===== RECORDS FOR THIS TASK

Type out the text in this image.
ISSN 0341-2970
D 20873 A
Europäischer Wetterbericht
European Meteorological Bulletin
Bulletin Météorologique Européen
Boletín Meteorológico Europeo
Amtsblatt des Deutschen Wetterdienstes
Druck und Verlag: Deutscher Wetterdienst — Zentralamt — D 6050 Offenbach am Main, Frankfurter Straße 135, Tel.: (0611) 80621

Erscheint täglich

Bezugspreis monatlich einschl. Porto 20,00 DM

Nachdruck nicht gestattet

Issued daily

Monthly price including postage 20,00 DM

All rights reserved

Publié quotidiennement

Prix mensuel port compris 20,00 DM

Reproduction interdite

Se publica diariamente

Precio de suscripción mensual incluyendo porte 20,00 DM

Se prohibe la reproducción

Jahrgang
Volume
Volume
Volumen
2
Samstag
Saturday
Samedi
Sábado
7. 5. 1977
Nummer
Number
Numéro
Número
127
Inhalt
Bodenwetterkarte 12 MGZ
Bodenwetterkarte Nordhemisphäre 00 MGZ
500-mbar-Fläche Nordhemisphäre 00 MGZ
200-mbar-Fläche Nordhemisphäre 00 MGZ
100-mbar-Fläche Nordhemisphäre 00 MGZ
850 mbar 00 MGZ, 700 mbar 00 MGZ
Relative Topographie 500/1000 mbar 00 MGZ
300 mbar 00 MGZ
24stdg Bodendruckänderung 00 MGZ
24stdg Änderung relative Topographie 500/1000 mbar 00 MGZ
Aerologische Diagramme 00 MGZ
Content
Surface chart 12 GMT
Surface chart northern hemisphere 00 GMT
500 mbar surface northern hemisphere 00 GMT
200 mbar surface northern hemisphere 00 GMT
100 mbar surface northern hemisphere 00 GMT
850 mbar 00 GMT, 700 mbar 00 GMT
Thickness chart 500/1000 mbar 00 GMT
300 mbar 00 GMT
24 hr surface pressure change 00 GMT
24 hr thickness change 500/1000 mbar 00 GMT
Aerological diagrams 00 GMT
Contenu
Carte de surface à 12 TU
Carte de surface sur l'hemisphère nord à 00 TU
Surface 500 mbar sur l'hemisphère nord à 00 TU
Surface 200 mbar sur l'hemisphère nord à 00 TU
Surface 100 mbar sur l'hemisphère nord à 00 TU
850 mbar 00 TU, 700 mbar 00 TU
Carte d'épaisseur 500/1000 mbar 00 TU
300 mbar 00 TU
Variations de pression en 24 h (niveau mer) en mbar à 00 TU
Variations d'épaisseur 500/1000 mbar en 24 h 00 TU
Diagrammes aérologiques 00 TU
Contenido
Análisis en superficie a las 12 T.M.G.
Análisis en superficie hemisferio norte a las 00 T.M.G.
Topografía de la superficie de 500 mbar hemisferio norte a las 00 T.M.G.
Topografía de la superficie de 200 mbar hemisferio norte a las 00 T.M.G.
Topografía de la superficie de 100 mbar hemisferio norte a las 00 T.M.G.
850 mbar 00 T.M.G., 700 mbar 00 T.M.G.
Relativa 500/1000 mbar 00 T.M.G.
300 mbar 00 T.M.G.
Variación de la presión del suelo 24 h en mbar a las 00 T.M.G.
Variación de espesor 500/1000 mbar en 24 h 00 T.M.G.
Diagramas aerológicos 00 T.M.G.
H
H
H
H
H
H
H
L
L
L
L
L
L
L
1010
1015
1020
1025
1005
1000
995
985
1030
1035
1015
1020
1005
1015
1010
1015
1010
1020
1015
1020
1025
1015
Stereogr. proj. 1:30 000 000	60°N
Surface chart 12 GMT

==========

- **STATED PROBLEM**: Each line in the material above must be retyped without alteration.

- **CORRECT OUTPUT**:
Type out the text in this image.
ISSN 0341-2970
D 20873 A
Europäischer Wetterbericht
European Meteorological Bulletin
Bulletin Météorologique Européen
Boletín Meteorológico Europeo
Amtsblatt des Deutschen Wetterdienstes
Druck und Verlag: Deutscher Wetterdienst — Zentralamt — D 6050 Offenbach am Main, Frankfurter Straße 135, Tel.: (0611) 80621

Erscheint täglich

Bezugspreis monatlich einschl. Porto 20,00 DM

Nachdruck nicht gestattet

Issued daily

Monthly price including postage 20,00 DM

All rights reserved

Publié quotidiennement

Prix mensuel port compris 20,00 DM

Reproduction interdite

Se publica diariamente

Precio de suscripción mensual incluyendo porte 20,00 DM

Se prohibe la reproducción

Jahrgang
Volume
Volume
Volumen
2
Samstag
Saturday
Samedi
Sábado
7. 5. 1977
Nummer
Number
Numéro
Número
127
Inhalt
Bodenwetterkarte 12 MGZ
Bodenwetterkarte Nordhemisphäre 00 MGZ
500-mbar-Fläche Nordhemisphäre 00 MGZ
200-mbar-Fläche Nordhemisphäre 00 MGZ
100-mbar-Fläche Nordhemisphäre 00 MGZ
850 mbar 00 MGZ, 700 mbar 00 MGZ
Relative Topographie 500/1000 mbar 00 MGZ
300 mbar 00 MGZ
24stdg Bodendruckänderung 00 MGZ
24stdg Änderung relative Topographie 500/1000 mbar 00 MGZ
Aerologische Diagramme 00 MGZ
Content
Surface chart 12 GMT
Surface chart northern hemisphere 00 GMT
500 mbar surface northern hemisphere 00 GMT
200 mbar surface northern hemisphere 00 GMT
100 mbar surface northern hemisphere 00 GMT
850 mbar 00 GMT, 700 mbar 00 GMT
Thickness chart 500/1000 mbar 00 GMT
300 mbar 00 GMT
24 hr surface pressure change 00 GMT
24 hr thickness change 500/1000 mbar 00 GMT
Aerological diagrams 00 GMT
Contenu
Carte de surface à 12 TU
Carte de surface sur l'hemisphère nord à 00 TU
Surface 500 mbar sur l'hemisphère nord à 00 TU
Surface 200 mbar sur l'hemisphère nord à 00 TU
Surface 100 mbar sur l'hemisphère nord à 00 TU
850 mbar 00 TU, 700 mbar 00 TU
Carte d'épaisseur 500/1000 mbar 00 TU
300 mbar 00 TU
Variations de pression en 24 h (niveau mer) en mbar à 00 TU
Variations d'épaisseur 500/1000 mbar en 24 h 00 TU
Diagrammes aérologiques 00 TU
Contenido
Análisis en superficie a las 12 T.M.G.
Análisis en superficie hemisferio norte a las 00 T.M.G.
Topografía de la superficie de 500 mbar hemisferio norte a las 00 T.M.G.
Topografía de la superficie de 200 mbar hemisferio norte a las 00 T.M.G.
Topografía de la superficie de 100 mbar hemisferio norte a las 00 T.M.G.
850 mbar 00 T.M.G., 700 mbar 00 T.M.G.
Relativa 500/1000 mbar 00 T.M.G.
300 mbar 00 T.M.G.
Variación de la presión del suelo 24 h en mbar a las 00 T.M.G.
Variación de espesor 500/1000 mbar en 24 h 00 T.M.G.
Diagramas aerológicos 00 T.M.G.
H
H
H
H
H
H
H
L
L
L
L
L
L
L
1010
1015
1020
1025
1005
1000
995
985
1030
1035
1015
1020
1005
1015
1010
1015
1010
1020
1015
1020
1025
1015
Stereogr. proj. 1:30 000 000	60°N
Surface chart 12 GMT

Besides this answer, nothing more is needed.